Dataset entries
________________
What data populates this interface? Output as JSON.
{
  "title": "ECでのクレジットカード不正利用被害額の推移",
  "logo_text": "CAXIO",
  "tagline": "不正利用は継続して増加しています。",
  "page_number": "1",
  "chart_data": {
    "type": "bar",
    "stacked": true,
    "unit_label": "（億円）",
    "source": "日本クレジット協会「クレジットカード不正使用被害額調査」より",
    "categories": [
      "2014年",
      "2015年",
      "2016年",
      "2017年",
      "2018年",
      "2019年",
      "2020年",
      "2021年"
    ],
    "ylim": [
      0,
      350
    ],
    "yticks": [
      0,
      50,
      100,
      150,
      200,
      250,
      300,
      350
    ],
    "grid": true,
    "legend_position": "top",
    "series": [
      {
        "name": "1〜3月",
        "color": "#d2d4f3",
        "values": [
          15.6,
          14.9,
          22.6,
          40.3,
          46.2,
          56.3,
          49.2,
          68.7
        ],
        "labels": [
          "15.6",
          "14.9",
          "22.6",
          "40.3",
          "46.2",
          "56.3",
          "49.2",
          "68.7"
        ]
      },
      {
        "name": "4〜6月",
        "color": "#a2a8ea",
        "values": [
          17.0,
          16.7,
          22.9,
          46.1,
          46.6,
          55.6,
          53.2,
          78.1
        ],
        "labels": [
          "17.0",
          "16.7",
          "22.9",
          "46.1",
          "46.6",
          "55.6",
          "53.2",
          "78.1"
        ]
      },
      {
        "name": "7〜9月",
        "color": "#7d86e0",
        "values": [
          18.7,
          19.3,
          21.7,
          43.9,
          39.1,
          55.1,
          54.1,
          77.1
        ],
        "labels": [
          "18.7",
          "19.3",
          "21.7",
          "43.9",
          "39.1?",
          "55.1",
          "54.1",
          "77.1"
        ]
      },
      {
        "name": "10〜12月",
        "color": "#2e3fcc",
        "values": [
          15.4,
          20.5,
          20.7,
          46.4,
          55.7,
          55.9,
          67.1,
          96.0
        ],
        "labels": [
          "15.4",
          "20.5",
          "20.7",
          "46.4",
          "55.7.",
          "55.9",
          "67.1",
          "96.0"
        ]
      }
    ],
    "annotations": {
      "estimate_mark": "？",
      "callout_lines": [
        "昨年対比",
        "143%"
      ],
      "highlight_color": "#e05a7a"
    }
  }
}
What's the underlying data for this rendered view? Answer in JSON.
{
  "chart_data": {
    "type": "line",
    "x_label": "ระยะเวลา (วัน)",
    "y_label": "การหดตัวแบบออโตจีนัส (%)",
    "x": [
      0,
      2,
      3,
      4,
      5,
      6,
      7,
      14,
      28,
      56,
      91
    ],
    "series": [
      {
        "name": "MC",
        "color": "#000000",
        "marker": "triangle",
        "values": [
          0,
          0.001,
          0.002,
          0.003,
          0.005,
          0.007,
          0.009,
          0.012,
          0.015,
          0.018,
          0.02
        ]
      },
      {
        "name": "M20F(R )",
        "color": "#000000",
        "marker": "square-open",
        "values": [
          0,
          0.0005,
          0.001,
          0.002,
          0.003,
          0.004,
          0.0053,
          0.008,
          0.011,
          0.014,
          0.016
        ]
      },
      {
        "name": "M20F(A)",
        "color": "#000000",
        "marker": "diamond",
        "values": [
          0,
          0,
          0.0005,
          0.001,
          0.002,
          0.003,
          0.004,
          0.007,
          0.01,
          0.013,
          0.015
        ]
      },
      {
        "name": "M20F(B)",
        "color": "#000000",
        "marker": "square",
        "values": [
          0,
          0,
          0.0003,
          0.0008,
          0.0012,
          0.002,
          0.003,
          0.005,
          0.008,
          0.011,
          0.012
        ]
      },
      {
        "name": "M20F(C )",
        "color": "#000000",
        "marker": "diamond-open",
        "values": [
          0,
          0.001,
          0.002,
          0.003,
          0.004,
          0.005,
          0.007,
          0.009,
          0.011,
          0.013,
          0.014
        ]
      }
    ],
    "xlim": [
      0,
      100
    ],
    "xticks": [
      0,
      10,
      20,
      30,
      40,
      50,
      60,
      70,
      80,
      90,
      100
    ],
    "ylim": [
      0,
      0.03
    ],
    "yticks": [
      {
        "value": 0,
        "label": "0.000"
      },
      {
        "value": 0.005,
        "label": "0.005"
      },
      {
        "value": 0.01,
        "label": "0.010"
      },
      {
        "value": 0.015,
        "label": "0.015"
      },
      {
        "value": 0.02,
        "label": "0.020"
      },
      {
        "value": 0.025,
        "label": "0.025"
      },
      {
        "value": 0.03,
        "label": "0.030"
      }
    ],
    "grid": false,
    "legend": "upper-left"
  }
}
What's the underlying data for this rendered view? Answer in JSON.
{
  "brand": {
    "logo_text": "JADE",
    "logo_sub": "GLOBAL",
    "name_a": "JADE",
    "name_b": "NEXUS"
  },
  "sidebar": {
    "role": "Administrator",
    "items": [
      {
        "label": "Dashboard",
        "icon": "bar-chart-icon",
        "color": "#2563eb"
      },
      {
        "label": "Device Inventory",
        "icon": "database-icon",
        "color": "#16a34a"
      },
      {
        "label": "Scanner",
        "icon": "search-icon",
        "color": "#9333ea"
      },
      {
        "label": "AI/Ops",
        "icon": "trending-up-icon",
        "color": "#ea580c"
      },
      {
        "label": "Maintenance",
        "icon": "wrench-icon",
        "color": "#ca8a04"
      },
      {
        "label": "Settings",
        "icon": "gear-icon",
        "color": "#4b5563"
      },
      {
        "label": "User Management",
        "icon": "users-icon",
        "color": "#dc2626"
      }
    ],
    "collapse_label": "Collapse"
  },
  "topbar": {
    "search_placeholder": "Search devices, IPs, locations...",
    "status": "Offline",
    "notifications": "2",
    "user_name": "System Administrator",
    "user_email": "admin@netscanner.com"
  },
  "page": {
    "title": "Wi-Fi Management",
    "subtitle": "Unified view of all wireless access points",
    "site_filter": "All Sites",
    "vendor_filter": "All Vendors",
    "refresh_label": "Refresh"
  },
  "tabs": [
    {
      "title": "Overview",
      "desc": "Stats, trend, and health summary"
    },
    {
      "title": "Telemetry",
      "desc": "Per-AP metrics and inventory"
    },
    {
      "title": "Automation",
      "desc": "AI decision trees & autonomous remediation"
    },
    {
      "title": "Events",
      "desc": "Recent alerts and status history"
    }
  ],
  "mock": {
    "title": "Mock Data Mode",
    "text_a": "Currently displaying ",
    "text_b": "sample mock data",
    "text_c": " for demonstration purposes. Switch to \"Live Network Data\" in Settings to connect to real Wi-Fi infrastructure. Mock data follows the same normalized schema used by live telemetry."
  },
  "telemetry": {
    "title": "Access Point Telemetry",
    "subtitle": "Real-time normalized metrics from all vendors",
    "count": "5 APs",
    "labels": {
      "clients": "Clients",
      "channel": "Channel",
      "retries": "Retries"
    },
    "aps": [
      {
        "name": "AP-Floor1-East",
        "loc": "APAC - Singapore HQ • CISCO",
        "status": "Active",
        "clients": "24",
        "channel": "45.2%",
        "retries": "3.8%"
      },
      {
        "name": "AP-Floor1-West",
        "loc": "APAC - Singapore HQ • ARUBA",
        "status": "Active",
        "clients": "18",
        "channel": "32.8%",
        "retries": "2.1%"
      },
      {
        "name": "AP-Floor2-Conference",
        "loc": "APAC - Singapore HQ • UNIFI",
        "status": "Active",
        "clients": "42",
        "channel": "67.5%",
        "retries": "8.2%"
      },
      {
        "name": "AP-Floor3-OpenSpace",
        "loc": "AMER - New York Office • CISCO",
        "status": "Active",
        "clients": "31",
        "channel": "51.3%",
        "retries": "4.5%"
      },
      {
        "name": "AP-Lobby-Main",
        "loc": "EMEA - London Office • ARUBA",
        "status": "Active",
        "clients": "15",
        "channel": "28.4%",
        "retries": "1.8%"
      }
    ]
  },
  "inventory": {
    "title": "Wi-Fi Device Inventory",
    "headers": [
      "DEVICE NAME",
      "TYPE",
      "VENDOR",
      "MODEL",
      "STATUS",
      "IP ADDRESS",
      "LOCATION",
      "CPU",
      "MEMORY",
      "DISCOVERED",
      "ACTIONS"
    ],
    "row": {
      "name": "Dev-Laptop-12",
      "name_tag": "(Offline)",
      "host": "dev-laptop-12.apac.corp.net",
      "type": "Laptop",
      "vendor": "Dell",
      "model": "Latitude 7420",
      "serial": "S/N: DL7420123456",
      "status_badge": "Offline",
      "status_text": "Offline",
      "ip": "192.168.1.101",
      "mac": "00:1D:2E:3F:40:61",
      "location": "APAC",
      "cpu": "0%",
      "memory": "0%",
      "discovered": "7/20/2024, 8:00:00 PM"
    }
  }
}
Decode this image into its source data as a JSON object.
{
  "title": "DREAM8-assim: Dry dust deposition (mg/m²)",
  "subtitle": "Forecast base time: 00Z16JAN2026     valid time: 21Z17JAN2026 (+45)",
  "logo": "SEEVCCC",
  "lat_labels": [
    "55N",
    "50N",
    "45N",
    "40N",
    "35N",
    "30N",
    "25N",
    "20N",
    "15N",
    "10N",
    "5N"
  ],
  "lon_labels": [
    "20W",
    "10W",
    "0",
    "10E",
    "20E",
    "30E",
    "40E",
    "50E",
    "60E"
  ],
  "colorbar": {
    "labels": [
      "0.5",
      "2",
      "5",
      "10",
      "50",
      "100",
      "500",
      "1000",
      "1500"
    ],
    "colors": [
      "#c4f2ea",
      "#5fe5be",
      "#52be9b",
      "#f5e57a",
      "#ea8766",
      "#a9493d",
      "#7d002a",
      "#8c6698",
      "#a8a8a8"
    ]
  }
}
________________
Go through the records above, find every line with the word "source", and list those lines.

    "source": "日本クレジット協会「クレジットカード不正使用被害額調査」より",
Decode this image into its source data as a JSON object.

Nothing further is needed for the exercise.